==== Extract

Composting with Worms Guide - 5 Types to Consider⚓︎
The Five Species⚓︎
Red Wigglers - Eisenia Fetida⚓︎
- Thin, dark red worms, usually slimmer and flatter than your common garden earthworm, and they tend to have yellow stripes banding around the body.
- Reproduce quickly.
- Tolerant of quite a wide temperature range (55-95°F).
- They measure around 2-4 inches.
- Also known as manure worm, tiger worm, redworm, brandling worm, troutfish worm, and panfish worm.
Redworms - Lumbricus Rubellus⚓︎
- Tend to be a little flatter than earthworms, and have a distinctly reddish tint to them. They may have a somewhat yellow underside.
- They are fairly temperature hardy, and will survive cold winters without a problem.
- They generally measure between 1-4 inches.
European Nightcrawler - Eisenia Hortensis⚓︎
- Prefer slightly cooler temperatures.
- Slower reproduction, take about 20 weeks to reach sexual maturity.
- Generally live a little deeper down in the compost bin.
African Nightcrawler - Eudrilus Eugeniae⚓︎
- Can measure up to 12 inches when fully grown, and are thin.
- Fast to reproduce, reaching sexual maturity in just 35 days in optimal conditions.
- They don’t tolerate the cold making them unsuitable for outdoor composting in any cool environment, especially during the winter. They will die off at anything cooler than 60°F.
Indian Blue - Perionyx Excavatus⚓︎
- May look similar to red wigglers.
- Less common and harder to source.
- Reproduce quickly.
- They are smaller than the African Nightcrawler, but similar in color and iridescent in the light.
- Most will survive a temperature drop for a few days, but sustained periods of time in temperatures below 70°F may kill them.
- Known for relocating and escaping out of bins, especially if conditions are not ideal. Atmospheric pressure changes, like storms, can also cause them to try to relocate.
- Not ideal for indoor bins due to their tendency to escaping.
Keeping Worms Happy⚓︎
- A moist, but not wet, environment. If you squeeze a handful of compost, you should get a few drops of water. Think of a wrung-out sponge.
- If too much water comes out, you need to add dry ingredients; if no water comes out, it’s time to add some wet food scraps such as melon or cabbage.
- Air circulation. They cannot be kept in an air tight container.
- Food. Fruits and veggies. Avoid feeding citrus fruits and onion peelings. They may also struggle to deal with meat, dairy, or other fatty foods.
- Carbon. Worms require carbon in addition to other foods; provide shredded paper or cardboard along food scraps.

========

## Assigned task
In the worm composting guide, below what temperature will African Nightcrawlers die off?

==== Information

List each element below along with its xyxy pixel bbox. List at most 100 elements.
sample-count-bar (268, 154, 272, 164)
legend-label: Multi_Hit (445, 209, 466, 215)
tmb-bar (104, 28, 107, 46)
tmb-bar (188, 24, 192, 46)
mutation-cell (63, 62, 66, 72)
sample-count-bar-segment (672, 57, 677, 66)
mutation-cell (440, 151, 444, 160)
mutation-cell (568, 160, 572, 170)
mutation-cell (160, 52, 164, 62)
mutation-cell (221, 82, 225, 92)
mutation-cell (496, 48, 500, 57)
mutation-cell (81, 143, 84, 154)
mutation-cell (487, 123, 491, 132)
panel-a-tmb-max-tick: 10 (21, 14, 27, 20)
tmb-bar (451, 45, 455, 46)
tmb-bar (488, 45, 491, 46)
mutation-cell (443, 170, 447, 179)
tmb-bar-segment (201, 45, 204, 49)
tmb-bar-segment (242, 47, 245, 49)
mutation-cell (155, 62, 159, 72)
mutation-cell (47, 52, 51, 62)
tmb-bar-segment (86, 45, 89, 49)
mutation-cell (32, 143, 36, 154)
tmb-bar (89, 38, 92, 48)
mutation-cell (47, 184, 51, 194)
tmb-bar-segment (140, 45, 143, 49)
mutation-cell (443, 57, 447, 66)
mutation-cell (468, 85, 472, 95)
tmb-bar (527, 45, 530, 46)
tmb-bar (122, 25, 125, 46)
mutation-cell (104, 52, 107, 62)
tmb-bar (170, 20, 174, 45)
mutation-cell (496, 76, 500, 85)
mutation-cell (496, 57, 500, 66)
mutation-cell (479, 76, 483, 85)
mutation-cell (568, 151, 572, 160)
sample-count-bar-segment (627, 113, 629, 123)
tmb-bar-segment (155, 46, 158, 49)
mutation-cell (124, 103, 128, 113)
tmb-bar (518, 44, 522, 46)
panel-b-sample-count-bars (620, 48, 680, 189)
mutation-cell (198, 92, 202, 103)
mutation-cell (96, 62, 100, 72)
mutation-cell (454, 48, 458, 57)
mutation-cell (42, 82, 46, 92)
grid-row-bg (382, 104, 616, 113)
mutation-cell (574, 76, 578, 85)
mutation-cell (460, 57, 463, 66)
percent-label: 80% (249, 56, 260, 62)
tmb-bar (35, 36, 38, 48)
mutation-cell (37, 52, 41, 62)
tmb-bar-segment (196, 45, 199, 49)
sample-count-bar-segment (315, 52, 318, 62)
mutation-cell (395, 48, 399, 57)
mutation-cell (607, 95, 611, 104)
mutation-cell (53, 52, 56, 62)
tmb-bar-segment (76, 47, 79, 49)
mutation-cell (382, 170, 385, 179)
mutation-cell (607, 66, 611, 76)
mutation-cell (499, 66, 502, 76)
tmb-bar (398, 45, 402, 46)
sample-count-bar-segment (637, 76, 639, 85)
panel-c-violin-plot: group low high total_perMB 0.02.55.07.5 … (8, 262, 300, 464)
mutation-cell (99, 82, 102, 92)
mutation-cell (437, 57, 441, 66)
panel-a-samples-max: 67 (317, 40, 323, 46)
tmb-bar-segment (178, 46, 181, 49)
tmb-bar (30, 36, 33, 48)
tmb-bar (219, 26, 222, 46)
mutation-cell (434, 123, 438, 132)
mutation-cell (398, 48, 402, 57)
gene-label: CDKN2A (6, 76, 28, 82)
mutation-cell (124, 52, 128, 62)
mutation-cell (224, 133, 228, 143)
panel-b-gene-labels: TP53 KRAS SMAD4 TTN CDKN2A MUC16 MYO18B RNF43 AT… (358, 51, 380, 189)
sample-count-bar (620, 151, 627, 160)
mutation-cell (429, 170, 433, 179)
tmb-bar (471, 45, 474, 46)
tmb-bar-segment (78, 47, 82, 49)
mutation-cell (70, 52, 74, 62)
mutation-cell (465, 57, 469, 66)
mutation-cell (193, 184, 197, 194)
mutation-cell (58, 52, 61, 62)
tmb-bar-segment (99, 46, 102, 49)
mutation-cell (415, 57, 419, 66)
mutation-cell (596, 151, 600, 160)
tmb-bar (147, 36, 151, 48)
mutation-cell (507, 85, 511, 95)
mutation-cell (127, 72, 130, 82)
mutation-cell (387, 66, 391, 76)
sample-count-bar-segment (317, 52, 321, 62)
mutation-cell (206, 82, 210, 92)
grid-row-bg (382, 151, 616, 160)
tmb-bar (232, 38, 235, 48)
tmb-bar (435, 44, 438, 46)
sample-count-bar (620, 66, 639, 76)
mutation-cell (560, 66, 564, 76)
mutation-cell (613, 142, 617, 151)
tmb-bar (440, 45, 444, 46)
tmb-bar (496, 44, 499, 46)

========

## Reply to the exercise
Anything cooler than 60°F.